◆ TASK GOAL ◆
Please give the entries again in full and exactly, without any picture.

##### LISTING #####

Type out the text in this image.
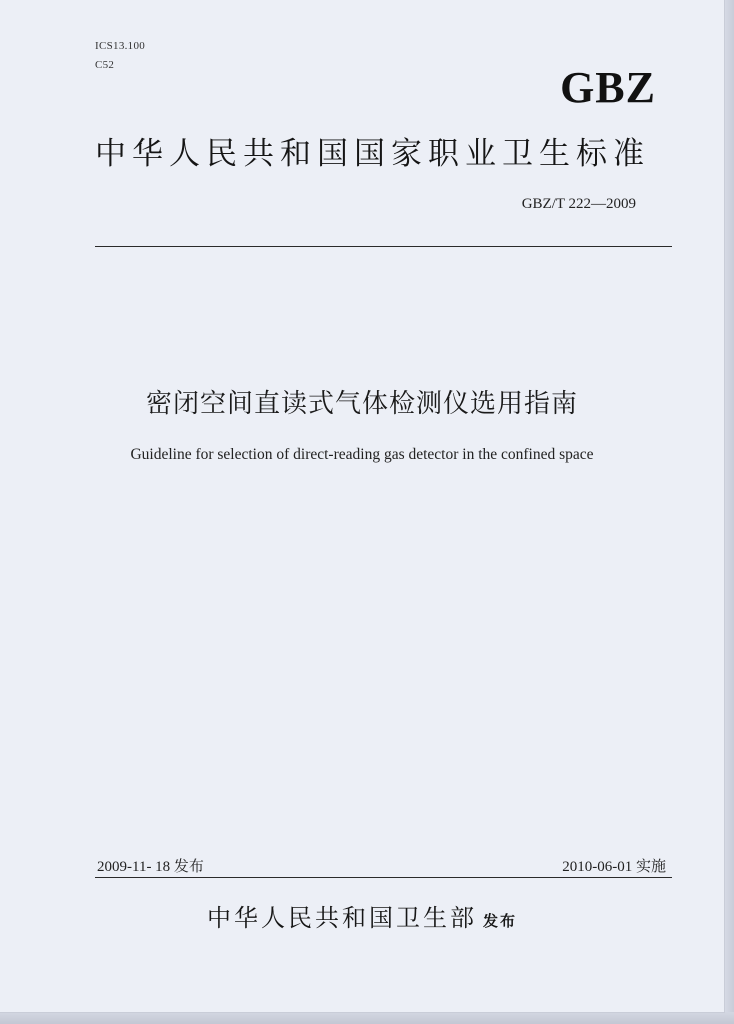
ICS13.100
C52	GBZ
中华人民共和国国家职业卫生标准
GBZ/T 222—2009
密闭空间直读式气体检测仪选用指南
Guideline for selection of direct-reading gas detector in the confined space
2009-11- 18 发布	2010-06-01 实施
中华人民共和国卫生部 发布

#####

◆ SOLVED EXERCISE ◆
Type out the text in this image.
ICS13.100
C52	GBZ
中华人民共和国国家职业卫生标准
GBZ/T 222—2009
密闭空间直读式气体检测仪选用指南
Guideline for selection of direct-reading gas detector in the confined space
2009-11- 18 发布	2010-06-01 实施
中华人民共和国卫生部 发布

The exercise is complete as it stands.